## INSTRUCTIONS TO FOLLOW
Lines that include the word "profile" are the ones to copy.

## EXERCISE DATA
· · · · ·

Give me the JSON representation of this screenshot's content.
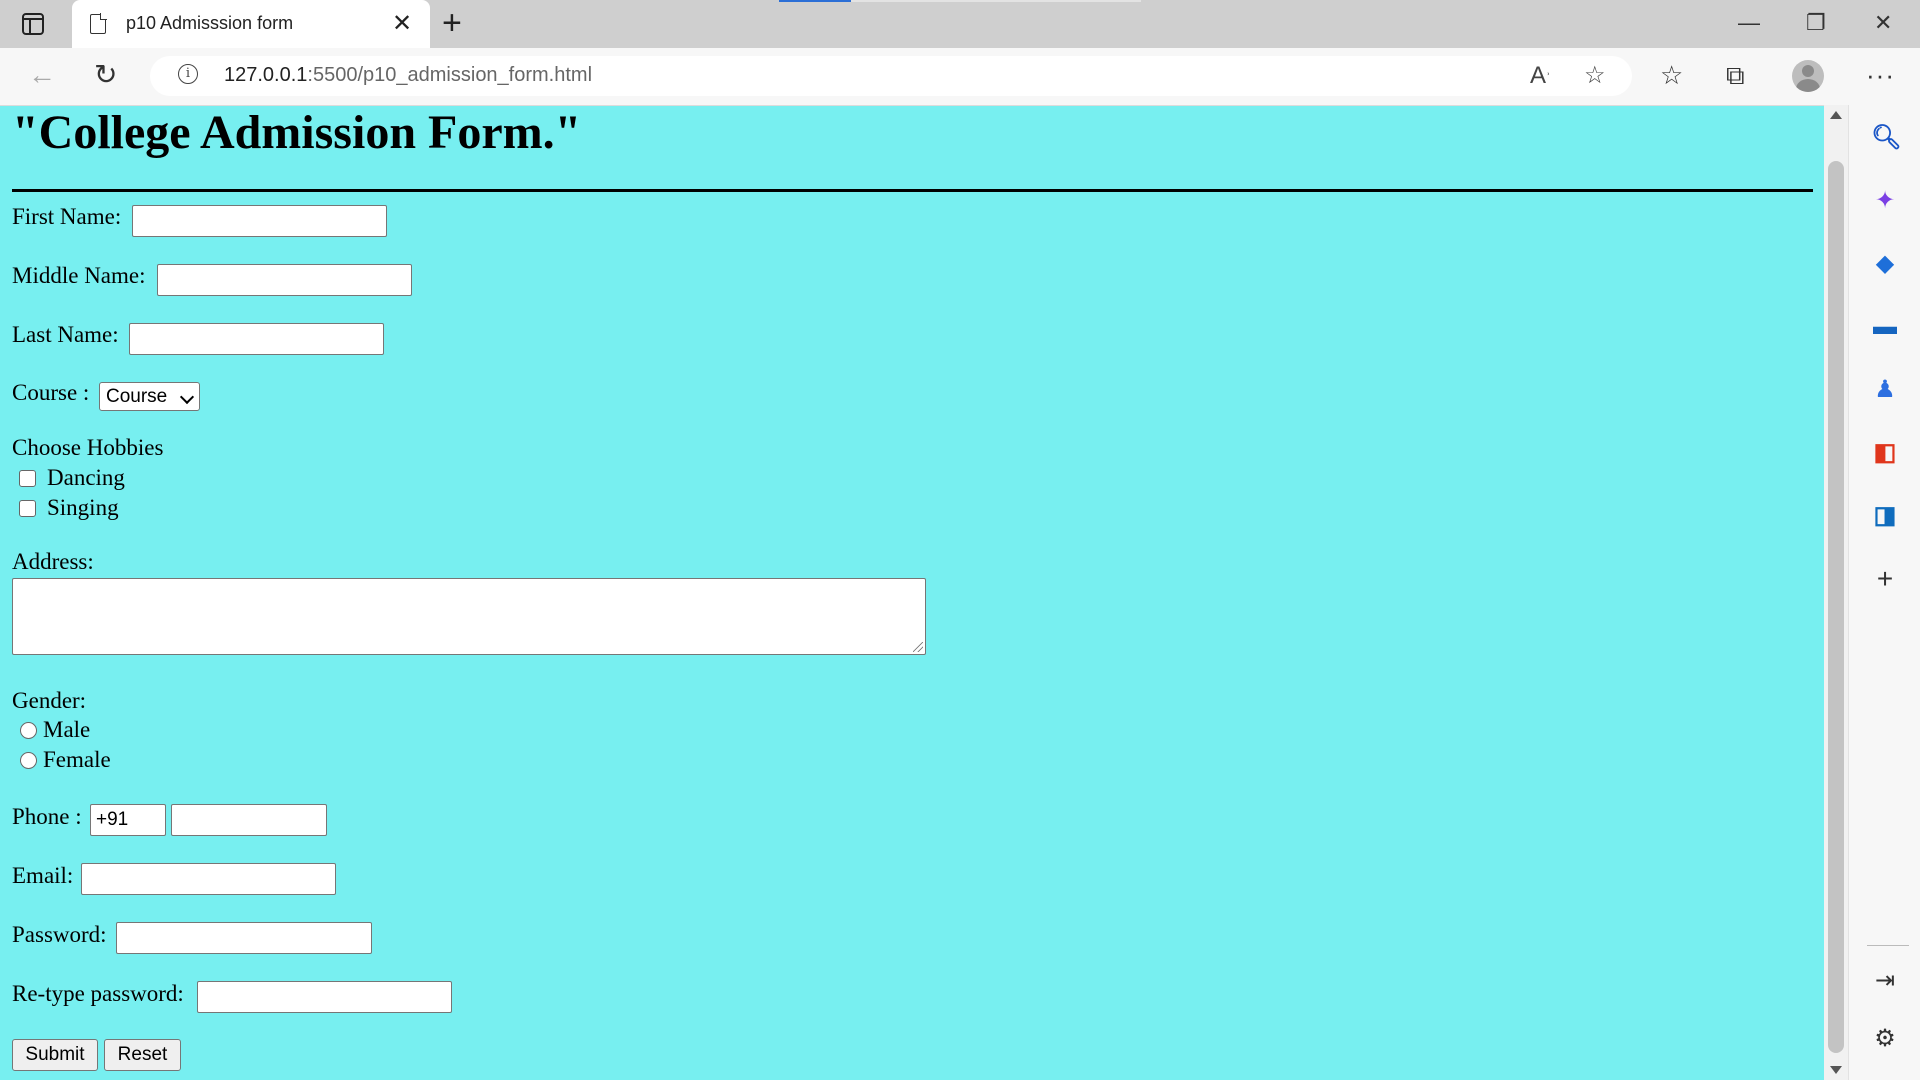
{
  "browser": {
    "tab_title": "p10 Admisssion form",
    "url_host": "127.0.0.1",
    "url_rest": ":5500/p10_admission_form.html"
  },
  "icons": {
    "tab_actions": "tab-actions-icon",
    "page": "page-icon",
    "close": "close-icon",
    "new_tab": "plus-icon",
    "minimize": "minimize-icon",
    "restore": "restore-icon",
    "window_close": "close-icon",
    "back": "back-arrow-icon",
    "refresh": "refresh-icon",
    "info": "info-icon",
    "read_aloud": "read-aloud-icon",
    "add_favorite": "add-favorite-icon",
    "favorites": "favorites-icon",
    "collections": "collections-icon",
    "profile": "profile-icon",
    "more": "more-icon",
    "sidebar": [
      "search-icon",
      "copilot-icon",
      "shopping-icon",
      "tools-icon",
      "games-icon",
      "office-icon",
      "outlook-icon",
      "add-icon",
      "hide-sidebar-icon",
      "settings-icon"
    ]
  },
  "form": {
    "title": "\"College Admission Form.\"",
    "first_name_label": "First Name:",
    "middle_name_label": "Middle Name:",
    "last_name_label": "Last Name:",
    "course_label": "Course :",
    "course_selected": "Course",
    "hobbies_heading": "Choose Hobbies",
    "hobbies": [
      "Dancing",
      "Singing"
    ],
    "address_label": "Address:",
    "gender_label": "Gender:",
    "genders": [
      "Male",
      "Female"
    ],
    "phone_label": "Phone :",
    "phone_code": "+91",
    "email_label": "Email:",
    "password_label": "Password:",
    "retype_password_label": "Re-type password:",
    "submit_label": "Submit",
    "reset_label": "Reset"
  }
}
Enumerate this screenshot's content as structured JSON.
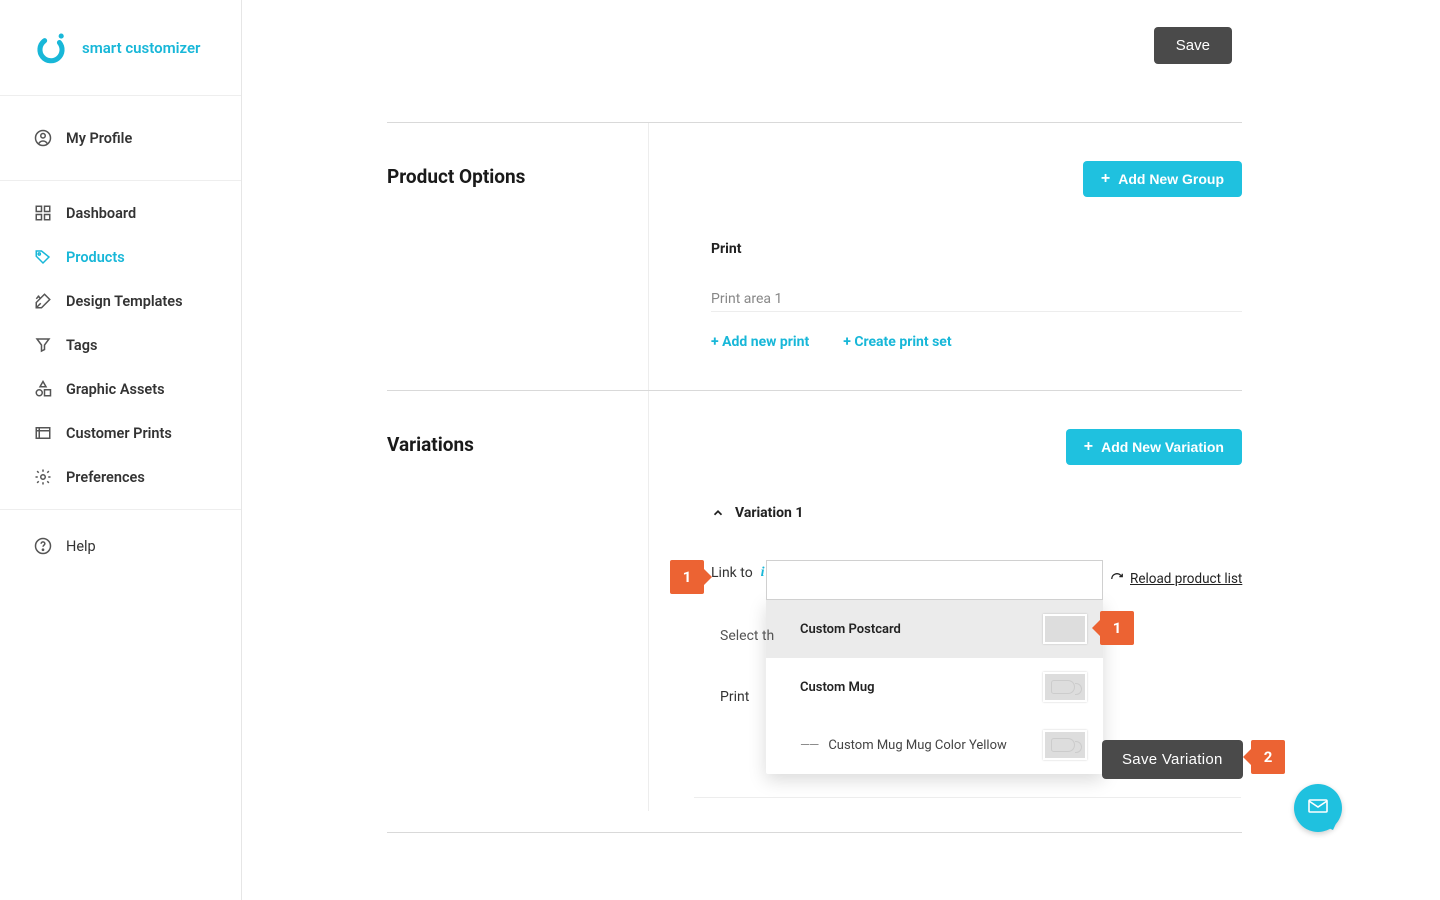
{
  "brand": "smart customizer",
  "sidebar": {
    "profile": "My Profile",
    "items": [
      {
        "label": "Dashboard"
      },
      {
        "label": "Products"
      },
      {
        "label": "Design Templates"
      },
      {
        "label": "Tags"
      },
      {
        "label": "Graphic Assets"
      },
      {
        "label": "Customer Prints"
      },
      {
        "label": "Preferences"
      }
    ],
    "help": "Help"
  },
  "buttons": {
    "save": "Save",
    "addNewGroup": "Add New Group",
    "addNewVariation": "Add New Variation",
    "saveVariation": "Save Variation"
  },
  "productOptions": {
    "title": "Product Options",
    "group": "Print",
    "area": "Print area 1",
    "addNewPrint": "+ Add new print",
    "createPrintSet": "+ Create print set"
  },
  "variations": {
    "title": "Variations",
    "item": "Variation 1",
    "linkTo": "Link to",
    "selectThe": "Select th",
    "printLabel": "Print",
    "reload": "Reload product list",
    "dropdown": [
      {
        "label": "Custom Postcard",
        "highlight": true
      },
      {
        "label": "Custom Mug"
      },
      {
        "label": "Custom Mug Mug Color Yellow",
        "sub": true
      }
    ]
  },
  "callouts": {
    "one": "1",
    "one_b": "1",
    "two": "2"
  }
}
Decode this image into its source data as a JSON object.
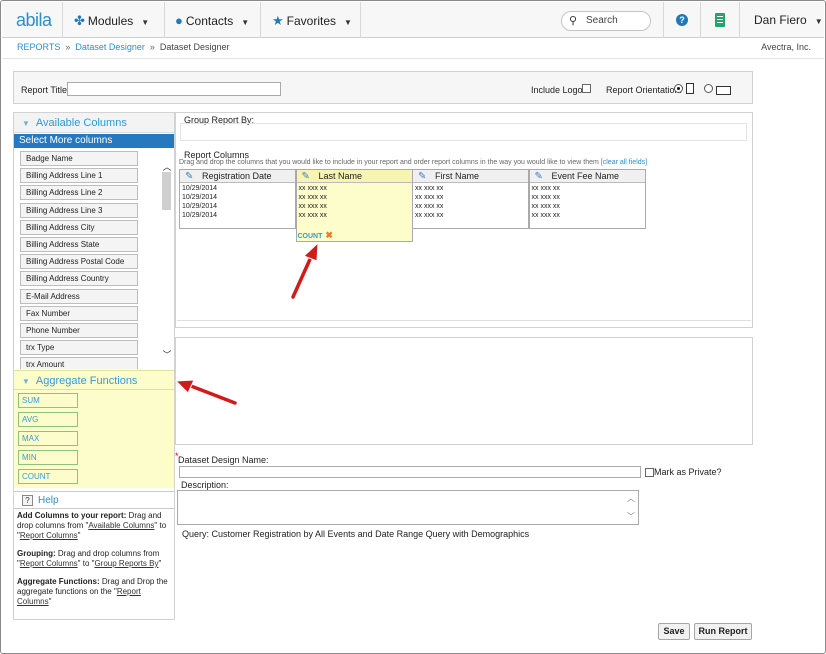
{
  "topbar": {
    "logo": "abila",
    "modules": "Modules",
    "contacts": "Contacts",
    "favorites": "Favorites",
    "search_label": "Search",
    "help": "?",
    "user": "Dan Fiero"
  },
  "breadcrumb": {
    "items": [
      "REPORTS",
      "Dataset Designer",
      "Dataset Designer"
    ],
    "sep": "»"
  },
  "company": "Avectra, Inc.",
  "report": {
    "title_label": "Report Title:",
    "include_logo_label": "Include Logo?",
    "orientation_label": "Report Orientation:"
  },
  "left": {
    "available_columns": "Available Columns",
    "select_more": "Select More columns",
    "columns": [
      "Badge Name",
      "Billing Address Line 1",
      "Billing Address Line 2",
      "Billing Address Line 3",
      "Billing Address City",
      "Billing Address State",
      "Billing Address Postal Code",
      "Billing Address Country",
      "E-Mail Address",
      "Fax Number",
      "Phone Number",
      "trx Type",
      "trx Amount"
    ],
    "aggregate_functions": "Aggregate Functions",
    "aggregates": [
      "SUM",
      "AVG",
      "MAX",
      "MIN",
      "COUNT"
    ],
    "help_title": "Help",
    "help": {
      "p1_bold": "Add Columns to your report:",
      "p1_a": " Drag and drop columns from \"",
      "p1_link1": "Available Columns",
      "p1_b": "\" to \"",
      "p1_link2": "Report Columns",
      "p1_c": "\"",
      "p2_bold": "Grouping:",
      "p2_a": " Drag and drop columns from \"",
      "p2_link1": "Report Columns",
      "p2_b": "\" to \"",
      "p2_link2": "Group Reports By",
      "p2_c": "\"",
      "p3_bold": "Aggregate Functions:",
      "p3_a": " Drag and Drop the aggregate functions on the \"",
      "p3_link1": "Report Columns",
      "p3_c": "\""
    }
  },
  "main": {
    "group_by_label": "Group Report By:",
    "report_columns_label": "Report Columns",
    "hint": "Drag and drop the columns that you would like to include in your report and order report columns in the way you would like to view them",
    "clear_all": "[clear all fields]",
    "columns": [
      {
        "name": "Registration Date",
        "rows": [
          "10/29/2014",
          "10/29/2014",
          "10/29/2014",
          "10/29/2014"
        ]
      },
      {
        "name": "Last Name",
        "rows": [
          "xx xxx xx",
          "xx xxx xx",
          "xx xxx xx",
          "xx xxx xx"
        ],
        "aggregate": "COUNT"
      },
      {
        "name": "First Name",
        "rows": [
          "xx xxx xx",
          "xx xxx xx",
          "xx xxx xx",
          "xx xxx xx"
        ]
      },
      {
        "name": "Event Fee Name",
        "rows": [
          "xx xxx xx",
          "xx xxx xx",
          "xx xxx xx",
          "xx xxx xx"
        ]
      }
    ]
  },
  "form": {
    "dataset_name_label": "Dataset Design Name:",
    "mark_private": "Mark as Private?",
    "description_label": "Description:",
    "query": "Query: Customer Registration by All Events and Date Range Query with Demographics"
  },
  "buttons": {
    "save": "Save",
    "run_report": "Run Report"
  },
  "colors": {
    "accent": "#2679be",
    "highlight": "#fdfccb",
    "arrow": "#d11b1b"
  }
}
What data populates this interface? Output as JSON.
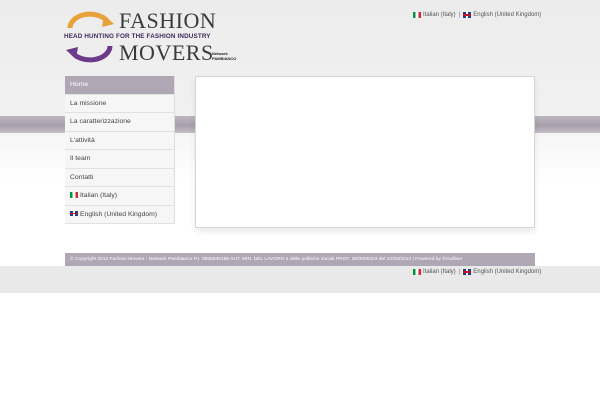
{
  "logo": {
    "word1": "FASHION",
    "tagline": "HEAD HUNTING FOR THE FASHION INDUSTRY",
    "word2": "MOVERS",
    "network_line1": "Network",
    "network_line2": "PAMBIANCO",
    "colors": {
      "orange": "#e8a23a",
      "purple": "#6b3a8a"
    }
  },
  "languages": {
    "italian": "Italian (Italy)",
    "english": "English (United Kingdom)",
    "separator": "|"
  },
  "nav": {
    "items": [
      {
        "label": "Home"
      },
      {
        "label": "La missione"
      },
      {
        "label": "La caratterizzazione"
      },
      {
        "label": "L'attività"
      },
      {
        "label": "Il team"
      },
      {
        "label": "Contatti"
      },
      {
        "label": "Italian (Italy)"
      },
      {
        "label": "English (United Kingdom)"
      }
    ]
  },
  "footer": {
    "text": "© Copyright 2013 Fashion Movers - Network Pambianco P.I. 0588630159 AUT. MIN. DEL LAVORO e delle politiche sociali PROT. 39/0006323 del 10/05/2013 | Powered by ©Gulliver"
  },
  "theme": {
    "accent": "#b0a7b4",
    "stripe": "#a79fab"
  }
}
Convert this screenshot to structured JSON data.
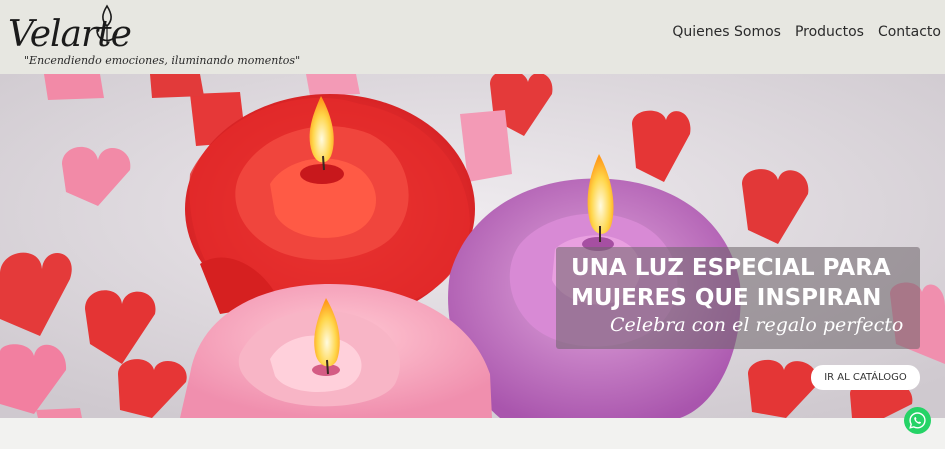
{
  "header": {
    "brand_name": "Velarte",
    "tagline": "\"Encendiendo emociones, iluminando momentos\"",
    "nav": [
      {
        "label": "Quienes Somos"
      },
      {
        "label": "Productos"
      },
      {
        "label": "Contacto"
      }
    ]
  },
  "hero": {
    "headline": "UNA LUZ ESPECIAL PARA\nMUJERES QUE INSPIRAN",
    "subtitle": "Celebra con el regalo perfecto",
    "cta_label": "IR AL CATÁLOGO"
  },
  "floating": {
    "whatsapp_icon": "whatsapp-icon"
  },
  "colors": {
    "header_bg": "#e7e7e1",
    "whatsapp": "#25d366",
    "candle_red": "#e02d2d",
    "candle_pink": "#f4a9bd",
    "candle_purple": "#c785c6"
  }
}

· · · · ·

## THE RESULT
    "profile": "profile-icon",
    "profile": "My Profile",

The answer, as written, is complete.